▶ _所给文本_
本发明公开了一种与类黄酮合成相关的鸭茅基因及其应用,该基因的核苷酸序列如SEQ ID NO.3所示,其表达的蛋白质氨基酸序列如SEQ ID NO.4所示。经研究,将该基因在拟南芥中过表达,可使拟南芥出现白化,其类黄酮合成有关基因的表达量均出现下降,表明该基因是一个类黄酮合成的负调控基因,可用于类黄酮化合物的合成,有利于类黄酮化合物的工业生产。同时,通过调控该基因的表达,可用于鸭茅品系的改良,促进优质禾本科牧草鸭茅的开发与利用,对传统牧草的改良有显著的贡献。

Description

一种与类黄酮合成相关的鸭茅基因及其应用
技术领域
本发明涉及植物基因工程领域,具体涉及一种与类黄酮合成相关的鸭茅基因及其应用。
背景技术
鸭茅属于禾本科(Poaceae)早熟禾亚科(Festucoideae)鸭茅属(Dactylis),是世界范围内广泛栽培的多年生冷季型丛生牧草。鸭茅具有叶多高产、耐阴、适应性强、适口性好、营养价值高等优点,可用于青饲、调制干草或青贮,是世界四大分布广泛的禾本科牧草之一,全球每年约生产14000t鸭茅种子,占世界温带牧草种子的3.3%。目前,鸭茅在青海、甘肃、陕西、山西、河南、吉林、江苏、湖北、四川及新疆等省区均有栽培,刈牧兼用,各种家禽喜食,并取得了良好的经济和生态效益,展示了广阔的利用前景。开花期是鸭茅的重要农艺性状,与鸭茅的品质和产量紧密相关。开花期代表植物从营养生长向生殖生长阶段转变,饲草品质与产量也会随之变化。鸭茅适宜于与豆科牧草混播,针对性培育不同开花期鸭茅品种,配合成熟期一致的豆科牧草品种,可以延长混播草地放牧时间,提高综合生产性能和利用效率。
黄酮类化合物是一大类由植物产生的多酚类化合物,在维持植物健康、发育和生长的各器官中发挥重要作用。与此同时,越来越多的证据也表明,类黄酮对牲畜健康有益。例如在反刍动物日粮中添加黄酮类化合物可以提高反刍动物的生产力。类黄酮可分为黄酮类、黄酮醇类、异黄酮类、花青素类、查尔酮类、神经酮类、黄烷类等,类黄酮化合物普遍存在于植物体内的生物合成途径当中,并产生及其丰富的次生代谢产物,是次生代谢产物中最大的类群之一,是植物色素的主要来源,在植物的各个部位都有积累,而在鸭茅中关于与类黄酮合成有关的基因还未见开发和报道。

▶ _数据信息_
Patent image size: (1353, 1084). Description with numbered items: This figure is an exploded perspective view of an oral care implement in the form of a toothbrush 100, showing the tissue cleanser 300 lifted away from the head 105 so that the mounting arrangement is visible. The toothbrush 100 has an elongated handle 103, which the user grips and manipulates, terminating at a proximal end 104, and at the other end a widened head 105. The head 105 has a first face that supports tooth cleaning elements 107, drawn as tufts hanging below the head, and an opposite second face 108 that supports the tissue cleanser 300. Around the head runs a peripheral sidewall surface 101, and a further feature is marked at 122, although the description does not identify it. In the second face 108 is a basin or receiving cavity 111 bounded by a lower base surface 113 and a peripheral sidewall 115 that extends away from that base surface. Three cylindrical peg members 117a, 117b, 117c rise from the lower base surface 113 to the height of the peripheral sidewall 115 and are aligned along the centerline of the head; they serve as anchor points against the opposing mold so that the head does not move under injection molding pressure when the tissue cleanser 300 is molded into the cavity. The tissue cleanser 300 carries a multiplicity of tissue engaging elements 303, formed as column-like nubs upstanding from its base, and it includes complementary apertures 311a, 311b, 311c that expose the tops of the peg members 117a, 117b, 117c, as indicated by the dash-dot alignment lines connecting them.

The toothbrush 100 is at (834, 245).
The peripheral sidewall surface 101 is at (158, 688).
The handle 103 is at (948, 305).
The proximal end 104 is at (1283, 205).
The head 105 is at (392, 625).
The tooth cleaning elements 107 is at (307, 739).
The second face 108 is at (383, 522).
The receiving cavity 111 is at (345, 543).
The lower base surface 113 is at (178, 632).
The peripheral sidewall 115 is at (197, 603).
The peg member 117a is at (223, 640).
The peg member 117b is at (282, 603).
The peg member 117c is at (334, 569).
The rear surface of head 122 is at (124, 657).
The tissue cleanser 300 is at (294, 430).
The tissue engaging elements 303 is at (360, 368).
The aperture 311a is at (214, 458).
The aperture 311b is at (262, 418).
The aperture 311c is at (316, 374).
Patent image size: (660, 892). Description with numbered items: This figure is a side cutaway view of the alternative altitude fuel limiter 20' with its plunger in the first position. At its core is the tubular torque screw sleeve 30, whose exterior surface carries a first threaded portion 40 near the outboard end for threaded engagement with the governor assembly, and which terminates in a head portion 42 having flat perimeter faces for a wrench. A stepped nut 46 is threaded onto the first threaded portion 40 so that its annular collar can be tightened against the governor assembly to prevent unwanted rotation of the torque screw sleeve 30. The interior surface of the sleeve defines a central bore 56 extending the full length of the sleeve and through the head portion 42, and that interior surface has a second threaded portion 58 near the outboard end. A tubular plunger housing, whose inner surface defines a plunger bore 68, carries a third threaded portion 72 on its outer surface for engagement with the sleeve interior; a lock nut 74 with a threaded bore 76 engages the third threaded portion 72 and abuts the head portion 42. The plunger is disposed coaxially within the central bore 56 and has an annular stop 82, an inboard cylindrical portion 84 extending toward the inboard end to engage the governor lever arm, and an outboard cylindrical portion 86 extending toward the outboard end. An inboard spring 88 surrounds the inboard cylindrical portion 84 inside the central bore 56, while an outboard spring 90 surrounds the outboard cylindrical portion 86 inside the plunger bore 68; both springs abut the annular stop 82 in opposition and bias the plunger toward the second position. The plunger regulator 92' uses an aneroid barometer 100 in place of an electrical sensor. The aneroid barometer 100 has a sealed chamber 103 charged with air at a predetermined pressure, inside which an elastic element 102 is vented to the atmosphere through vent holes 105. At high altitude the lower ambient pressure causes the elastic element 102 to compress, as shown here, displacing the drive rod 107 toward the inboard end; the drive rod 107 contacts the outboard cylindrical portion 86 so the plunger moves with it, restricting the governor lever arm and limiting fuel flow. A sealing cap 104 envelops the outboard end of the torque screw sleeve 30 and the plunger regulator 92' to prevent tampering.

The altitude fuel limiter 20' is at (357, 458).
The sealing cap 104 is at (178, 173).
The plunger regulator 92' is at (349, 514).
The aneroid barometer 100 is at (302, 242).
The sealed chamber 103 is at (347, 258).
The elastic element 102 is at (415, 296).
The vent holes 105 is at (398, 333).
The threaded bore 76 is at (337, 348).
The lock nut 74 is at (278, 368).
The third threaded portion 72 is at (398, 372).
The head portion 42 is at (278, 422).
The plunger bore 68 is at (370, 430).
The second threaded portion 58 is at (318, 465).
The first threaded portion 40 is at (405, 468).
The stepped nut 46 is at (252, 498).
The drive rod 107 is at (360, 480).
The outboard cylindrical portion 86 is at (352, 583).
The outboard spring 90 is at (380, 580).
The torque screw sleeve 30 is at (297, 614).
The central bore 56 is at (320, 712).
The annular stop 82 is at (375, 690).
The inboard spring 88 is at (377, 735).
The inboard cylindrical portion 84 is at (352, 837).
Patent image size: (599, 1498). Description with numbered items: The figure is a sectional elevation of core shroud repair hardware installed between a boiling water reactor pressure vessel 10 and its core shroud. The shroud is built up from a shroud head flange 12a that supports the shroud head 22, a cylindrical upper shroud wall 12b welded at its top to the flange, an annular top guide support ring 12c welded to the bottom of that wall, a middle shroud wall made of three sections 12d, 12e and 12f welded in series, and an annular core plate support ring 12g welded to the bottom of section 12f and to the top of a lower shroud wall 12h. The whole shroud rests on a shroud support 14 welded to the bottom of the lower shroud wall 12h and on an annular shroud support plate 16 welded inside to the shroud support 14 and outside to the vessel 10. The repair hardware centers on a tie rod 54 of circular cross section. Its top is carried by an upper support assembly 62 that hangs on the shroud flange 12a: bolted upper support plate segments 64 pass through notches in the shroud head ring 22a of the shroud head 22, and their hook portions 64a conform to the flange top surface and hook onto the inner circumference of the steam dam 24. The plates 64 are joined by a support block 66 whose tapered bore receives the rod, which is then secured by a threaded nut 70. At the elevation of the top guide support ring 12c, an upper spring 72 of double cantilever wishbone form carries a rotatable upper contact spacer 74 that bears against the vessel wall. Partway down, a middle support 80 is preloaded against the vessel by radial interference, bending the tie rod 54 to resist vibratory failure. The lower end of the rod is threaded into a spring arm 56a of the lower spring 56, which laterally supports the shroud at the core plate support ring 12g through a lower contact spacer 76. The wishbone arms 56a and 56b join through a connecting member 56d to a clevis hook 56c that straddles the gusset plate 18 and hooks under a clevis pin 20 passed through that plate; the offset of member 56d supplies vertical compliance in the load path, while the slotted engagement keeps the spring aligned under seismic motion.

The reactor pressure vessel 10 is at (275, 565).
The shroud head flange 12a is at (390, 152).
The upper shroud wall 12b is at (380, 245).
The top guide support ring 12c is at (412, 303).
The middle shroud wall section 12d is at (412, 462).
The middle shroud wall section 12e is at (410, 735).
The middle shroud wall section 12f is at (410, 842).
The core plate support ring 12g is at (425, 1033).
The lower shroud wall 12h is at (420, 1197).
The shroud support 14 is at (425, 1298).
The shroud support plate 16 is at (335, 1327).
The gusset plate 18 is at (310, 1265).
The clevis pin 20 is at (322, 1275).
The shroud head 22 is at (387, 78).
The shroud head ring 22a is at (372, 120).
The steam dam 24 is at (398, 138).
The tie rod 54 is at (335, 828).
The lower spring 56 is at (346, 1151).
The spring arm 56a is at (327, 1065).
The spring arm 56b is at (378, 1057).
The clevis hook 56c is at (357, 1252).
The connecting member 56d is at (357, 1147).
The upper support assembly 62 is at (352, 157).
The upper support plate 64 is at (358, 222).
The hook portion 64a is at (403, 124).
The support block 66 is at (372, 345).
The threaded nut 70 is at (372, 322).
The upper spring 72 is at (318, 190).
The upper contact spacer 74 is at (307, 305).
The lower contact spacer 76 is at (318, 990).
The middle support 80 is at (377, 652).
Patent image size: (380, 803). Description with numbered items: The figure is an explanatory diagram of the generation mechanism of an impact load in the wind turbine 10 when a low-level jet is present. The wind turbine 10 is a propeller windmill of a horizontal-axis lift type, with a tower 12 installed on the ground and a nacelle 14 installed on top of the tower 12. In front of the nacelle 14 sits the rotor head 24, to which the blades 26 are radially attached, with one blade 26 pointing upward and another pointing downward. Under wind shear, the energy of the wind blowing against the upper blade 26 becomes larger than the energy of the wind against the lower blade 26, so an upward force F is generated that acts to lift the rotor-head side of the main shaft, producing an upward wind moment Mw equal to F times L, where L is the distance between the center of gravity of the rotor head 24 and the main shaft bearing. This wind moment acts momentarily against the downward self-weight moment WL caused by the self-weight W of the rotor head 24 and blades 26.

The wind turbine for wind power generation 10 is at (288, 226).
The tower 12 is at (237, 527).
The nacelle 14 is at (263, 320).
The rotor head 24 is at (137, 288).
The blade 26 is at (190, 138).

▶ _任务列表_
a) 请判断以下三个陈述是否与所给文本相符，每项回答“是”或“否”，并原样引用文本中起决定作用的词句：(i) 在拟南芥中过表达该基因会使拟南芥出现白化；(ii) 该基因是类黄酮合成的正调控基因；(iii) 全球每年约生产14000t鸭茅种子。
b) 根据所给文本，全球每年生产的鸭茅种子占世界温带牧草种子的百分之多少？
c) 请把所给文本中从“黄酮类化合物是一大类由植物产”到“有关的基因还未见开发和报道。”的这一段原样抄录下来。
上述数据与各项任务均无关。

▶ _各题答案_
a)
(i) 是：“可使拟南芥出现白化”
(ii) 否：“表明该基因是一个类黄酮合成的负调控基因”
(iii) 是：“全球每年约生产14000t鸭茅种子”

b) 3.3%。

c)
黄酮类化合物是一大类由植物产生的多酚类化合物,在维持植物健康、发育和生长的各器官中发挥重要作用。与此同时,越来越多的证据也表明,类黄酮对牲畜健康有益。例如在反刍动物日粮中添加黄酮类化合物可以提高反刍动物的生产力。类黄酮可分为黄酮类、黄酮醇类、异黄酮类、花青素类、查尔酮类、神经酮类、黄烷类等,类黄酮化合物普遍存在于植物体内的生物合成途径当中,并产生及其丰富的次生代谢产物,是次生代谢产物中最大的类群之一,是植物色素的主要来源,在植物的各个部位都有积累,而在鸭茅中关于与类黄酮合成有关的基因还未见开发和报道。